* EXERCISE:
Say how many lines of the material below contain the word "транспорт", with no other words.
## START
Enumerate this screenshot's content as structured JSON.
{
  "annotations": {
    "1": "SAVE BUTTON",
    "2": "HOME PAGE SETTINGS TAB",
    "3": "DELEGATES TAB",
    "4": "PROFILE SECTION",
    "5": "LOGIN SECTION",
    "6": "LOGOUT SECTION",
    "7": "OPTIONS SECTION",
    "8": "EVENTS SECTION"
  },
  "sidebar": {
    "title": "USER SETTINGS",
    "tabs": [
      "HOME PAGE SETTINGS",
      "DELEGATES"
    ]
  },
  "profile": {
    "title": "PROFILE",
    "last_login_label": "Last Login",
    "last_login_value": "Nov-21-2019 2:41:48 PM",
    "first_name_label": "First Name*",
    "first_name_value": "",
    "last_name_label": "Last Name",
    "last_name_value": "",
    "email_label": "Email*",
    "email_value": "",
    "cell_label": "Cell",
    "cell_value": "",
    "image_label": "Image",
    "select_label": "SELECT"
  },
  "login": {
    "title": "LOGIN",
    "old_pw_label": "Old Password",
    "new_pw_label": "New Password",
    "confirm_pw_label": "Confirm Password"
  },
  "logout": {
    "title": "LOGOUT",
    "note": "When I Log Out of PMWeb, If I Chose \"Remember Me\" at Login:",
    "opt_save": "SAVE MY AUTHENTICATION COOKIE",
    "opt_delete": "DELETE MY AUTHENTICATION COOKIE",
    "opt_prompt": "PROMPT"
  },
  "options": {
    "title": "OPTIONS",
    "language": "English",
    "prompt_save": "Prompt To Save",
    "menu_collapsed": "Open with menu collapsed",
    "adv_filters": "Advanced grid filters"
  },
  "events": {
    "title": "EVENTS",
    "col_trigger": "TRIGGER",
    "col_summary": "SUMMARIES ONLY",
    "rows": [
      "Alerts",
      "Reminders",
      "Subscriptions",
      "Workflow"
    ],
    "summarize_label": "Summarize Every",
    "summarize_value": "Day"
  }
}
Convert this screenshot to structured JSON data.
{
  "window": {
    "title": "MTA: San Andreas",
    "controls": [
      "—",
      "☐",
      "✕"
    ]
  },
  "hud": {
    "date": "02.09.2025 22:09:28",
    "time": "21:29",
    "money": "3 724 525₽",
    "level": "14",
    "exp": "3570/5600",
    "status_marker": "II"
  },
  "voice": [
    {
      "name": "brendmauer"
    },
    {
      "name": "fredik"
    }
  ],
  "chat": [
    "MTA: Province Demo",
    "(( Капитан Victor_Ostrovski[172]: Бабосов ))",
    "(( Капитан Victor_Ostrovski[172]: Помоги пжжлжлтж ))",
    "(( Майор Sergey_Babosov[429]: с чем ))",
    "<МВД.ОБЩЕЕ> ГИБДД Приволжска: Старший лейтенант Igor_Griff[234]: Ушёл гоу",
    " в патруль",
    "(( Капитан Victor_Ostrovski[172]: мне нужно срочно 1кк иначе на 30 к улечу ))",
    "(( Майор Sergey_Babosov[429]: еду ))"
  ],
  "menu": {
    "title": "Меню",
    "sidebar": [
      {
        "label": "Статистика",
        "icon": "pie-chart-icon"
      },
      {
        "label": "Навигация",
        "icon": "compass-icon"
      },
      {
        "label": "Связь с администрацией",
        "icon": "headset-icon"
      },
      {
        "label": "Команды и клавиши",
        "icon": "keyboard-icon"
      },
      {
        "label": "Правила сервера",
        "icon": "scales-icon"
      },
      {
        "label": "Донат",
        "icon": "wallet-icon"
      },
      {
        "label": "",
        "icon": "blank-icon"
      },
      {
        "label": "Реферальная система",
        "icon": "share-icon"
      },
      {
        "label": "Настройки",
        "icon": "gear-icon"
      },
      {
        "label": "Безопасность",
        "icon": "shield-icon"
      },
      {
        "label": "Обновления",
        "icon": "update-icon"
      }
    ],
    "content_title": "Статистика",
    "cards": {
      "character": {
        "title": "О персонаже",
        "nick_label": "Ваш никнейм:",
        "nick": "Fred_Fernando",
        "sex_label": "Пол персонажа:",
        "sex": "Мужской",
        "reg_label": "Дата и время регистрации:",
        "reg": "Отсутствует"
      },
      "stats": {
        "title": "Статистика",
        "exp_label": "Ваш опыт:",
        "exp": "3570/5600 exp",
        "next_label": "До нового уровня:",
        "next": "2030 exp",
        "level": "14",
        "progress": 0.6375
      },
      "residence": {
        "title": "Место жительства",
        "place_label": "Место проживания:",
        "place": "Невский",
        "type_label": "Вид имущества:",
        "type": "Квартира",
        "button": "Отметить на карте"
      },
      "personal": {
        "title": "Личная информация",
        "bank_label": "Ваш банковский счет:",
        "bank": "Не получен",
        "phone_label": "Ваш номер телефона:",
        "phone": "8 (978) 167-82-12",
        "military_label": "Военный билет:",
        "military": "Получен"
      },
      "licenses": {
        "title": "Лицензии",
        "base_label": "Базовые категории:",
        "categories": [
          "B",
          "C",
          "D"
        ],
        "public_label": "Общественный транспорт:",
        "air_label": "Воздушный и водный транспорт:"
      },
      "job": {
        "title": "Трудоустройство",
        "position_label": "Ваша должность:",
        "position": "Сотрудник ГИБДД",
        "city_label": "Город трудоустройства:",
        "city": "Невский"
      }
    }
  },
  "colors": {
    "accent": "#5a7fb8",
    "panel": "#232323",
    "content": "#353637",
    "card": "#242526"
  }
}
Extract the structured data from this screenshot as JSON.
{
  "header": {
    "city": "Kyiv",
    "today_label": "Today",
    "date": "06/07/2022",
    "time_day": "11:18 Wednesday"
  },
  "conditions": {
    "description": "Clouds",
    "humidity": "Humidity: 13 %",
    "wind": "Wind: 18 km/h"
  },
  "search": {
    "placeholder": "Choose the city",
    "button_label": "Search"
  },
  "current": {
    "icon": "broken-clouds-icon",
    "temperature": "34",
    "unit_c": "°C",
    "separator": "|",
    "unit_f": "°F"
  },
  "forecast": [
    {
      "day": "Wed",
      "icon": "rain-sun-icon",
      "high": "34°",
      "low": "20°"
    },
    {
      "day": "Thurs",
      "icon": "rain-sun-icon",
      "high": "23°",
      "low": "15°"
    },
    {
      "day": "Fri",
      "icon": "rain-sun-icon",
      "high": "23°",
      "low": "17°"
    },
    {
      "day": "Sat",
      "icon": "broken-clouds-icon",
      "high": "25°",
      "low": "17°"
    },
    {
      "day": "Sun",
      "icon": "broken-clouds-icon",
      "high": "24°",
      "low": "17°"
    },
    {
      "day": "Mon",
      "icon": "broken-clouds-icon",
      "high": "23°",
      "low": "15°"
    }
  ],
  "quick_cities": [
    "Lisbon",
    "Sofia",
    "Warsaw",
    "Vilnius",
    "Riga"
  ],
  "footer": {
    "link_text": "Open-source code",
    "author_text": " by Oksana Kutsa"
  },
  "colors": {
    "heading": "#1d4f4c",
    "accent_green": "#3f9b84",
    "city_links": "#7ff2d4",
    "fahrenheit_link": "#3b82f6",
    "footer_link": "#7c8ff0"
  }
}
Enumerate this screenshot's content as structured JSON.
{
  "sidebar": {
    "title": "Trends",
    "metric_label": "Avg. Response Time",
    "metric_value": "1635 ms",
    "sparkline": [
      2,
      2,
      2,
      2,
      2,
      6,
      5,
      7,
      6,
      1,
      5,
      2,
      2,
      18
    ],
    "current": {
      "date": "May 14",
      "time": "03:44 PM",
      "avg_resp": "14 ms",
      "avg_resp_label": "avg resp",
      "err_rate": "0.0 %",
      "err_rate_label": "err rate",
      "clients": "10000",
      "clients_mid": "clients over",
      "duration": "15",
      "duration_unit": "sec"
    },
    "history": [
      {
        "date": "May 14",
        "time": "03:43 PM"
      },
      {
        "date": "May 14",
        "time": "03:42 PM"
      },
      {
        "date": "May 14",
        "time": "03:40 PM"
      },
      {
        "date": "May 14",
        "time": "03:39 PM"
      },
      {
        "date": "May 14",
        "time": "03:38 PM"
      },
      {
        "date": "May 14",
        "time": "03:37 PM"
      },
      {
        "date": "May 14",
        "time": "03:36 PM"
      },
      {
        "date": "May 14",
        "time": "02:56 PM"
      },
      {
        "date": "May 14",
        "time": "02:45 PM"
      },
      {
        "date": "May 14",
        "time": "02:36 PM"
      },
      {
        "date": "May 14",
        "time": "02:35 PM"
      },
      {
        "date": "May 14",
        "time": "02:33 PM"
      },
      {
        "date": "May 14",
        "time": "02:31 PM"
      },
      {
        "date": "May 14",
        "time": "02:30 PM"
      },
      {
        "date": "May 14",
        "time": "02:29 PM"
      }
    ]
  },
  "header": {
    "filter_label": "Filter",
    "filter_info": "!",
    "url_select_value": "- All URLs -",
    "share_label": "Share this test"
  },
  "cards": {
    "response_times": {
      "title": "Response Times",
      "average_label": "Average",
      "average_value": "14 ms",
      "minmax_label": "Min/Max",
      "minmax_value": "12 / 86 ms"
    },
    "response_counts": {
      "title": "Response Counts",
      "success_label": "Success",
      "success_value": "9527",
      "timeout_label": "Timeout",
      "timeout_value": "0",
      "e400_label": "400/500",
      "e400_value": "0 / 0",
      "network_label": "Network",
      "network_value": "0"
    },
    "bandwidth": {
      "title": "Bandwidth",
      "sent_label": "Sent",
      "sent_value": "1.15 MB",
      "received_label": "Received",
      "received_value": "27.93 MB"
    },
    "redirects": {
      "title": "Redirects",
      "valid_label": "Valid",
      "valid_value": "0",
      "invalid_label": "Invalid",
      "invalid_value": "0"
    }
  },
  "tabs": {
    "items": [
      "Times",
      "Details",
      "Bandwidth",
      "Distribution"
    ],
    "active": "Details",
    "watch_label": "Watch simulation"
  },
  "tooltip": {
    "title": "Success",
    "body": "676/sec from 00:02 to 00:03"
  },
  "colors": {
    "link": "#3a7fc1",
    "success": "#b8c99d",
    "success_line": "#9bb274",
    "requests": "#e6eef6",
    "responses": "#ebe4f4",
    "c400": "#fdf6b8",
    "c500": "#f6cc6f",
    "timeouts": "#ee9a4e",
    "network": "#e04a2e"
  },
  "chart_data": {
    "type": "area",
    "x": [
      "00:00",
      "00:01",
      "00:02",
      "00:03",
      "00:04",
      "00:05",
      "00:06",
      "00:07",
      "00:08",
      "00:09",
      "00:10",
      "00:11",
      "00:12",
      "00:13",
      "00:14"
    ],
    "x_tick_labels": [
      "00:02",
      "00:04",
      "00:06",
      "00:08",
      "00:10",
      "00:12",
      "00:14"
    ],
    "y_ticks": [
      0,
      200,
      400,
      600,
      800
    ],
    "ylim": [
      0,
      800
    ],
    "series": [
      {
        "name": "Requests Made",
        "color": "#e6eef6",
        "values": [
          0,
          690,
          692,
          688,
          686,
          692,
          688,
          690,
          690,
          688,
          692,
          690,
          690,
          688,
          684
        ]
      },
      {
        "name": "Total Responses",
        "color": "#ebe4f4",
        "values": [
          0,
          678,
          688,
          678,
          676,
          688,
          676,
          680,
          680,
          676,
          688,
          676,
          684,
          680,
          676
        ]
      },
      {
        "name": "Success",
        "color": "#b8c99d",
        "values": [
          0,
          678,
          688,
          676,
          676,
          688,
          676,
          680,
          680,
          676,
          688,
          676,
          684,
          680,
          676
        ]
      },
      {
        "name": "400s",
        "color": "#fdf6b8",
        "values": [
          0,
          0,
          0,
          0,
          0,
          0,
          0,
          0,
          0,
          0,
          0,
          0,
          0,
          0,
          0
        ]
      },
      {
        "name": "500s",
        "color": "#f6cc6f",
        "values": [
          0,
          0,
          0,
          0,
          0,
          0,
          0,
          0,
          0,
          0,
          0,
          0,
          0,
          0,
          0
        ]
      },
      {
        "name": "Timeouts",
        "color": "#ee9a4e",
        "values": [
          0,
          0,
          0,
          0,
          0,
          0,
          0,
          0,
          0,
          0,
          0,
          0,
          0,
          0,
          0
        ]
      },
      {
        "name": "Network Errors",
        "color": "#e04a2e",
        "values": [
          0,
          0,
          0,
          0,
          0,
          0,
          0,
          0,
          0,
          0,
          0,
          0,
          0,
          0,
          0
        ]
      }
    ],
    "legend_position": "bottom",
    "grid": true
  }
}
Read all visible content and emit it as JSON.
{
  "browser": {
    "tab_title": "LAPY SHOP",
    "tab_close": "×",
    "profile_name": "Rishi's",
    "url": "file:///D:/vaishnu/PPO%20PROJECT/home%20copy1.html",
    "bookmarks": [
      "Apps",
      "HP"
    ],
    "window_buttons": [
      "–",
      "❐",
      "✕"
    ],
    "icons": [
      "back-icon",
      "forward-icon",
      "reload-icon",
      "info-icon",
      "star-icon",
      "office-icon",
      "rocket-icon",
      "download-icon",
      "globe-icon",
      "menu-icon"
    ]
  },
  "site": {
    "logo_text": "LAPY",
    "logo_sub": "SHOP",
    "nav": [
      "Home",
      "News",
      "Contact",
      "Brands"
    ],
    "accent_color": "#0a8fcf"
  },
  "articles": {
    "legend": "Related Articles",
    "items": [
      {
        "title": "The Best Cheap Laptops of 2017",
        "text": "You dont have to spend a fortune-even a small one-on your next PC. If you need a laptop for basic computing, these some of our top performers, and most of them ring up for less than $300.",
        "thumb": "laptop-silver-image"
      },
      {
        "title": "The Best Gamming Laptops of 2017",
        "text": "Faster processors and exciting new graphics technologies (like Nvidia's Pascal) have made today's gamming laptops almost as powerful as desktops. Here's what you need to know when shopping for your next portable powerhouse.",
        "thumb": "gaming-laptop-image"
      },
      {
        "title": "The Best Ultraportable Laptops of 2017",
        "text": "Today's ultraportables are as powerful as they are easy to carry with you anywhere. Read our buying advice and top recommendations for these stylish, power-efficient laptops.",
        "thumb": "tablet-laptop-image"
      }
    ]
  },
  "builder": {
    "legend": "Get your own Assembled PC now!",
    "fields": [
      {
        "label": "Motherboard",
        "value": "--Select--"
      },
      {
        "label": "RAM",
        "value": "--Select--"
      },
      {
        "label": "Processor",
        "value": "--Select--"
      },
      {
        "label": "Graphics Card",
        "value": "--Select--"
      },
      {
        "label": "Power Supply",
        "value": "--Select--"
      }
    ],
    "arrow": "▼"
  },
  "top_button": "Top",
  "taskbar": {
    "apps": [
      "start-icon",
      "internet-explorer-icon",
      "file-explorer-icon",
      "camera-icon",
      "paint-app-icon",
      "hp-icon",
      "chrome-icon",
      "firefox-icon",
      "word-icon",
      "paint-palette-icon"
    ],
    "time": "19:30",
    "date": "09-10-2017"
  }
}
## END
* ANSWER:
2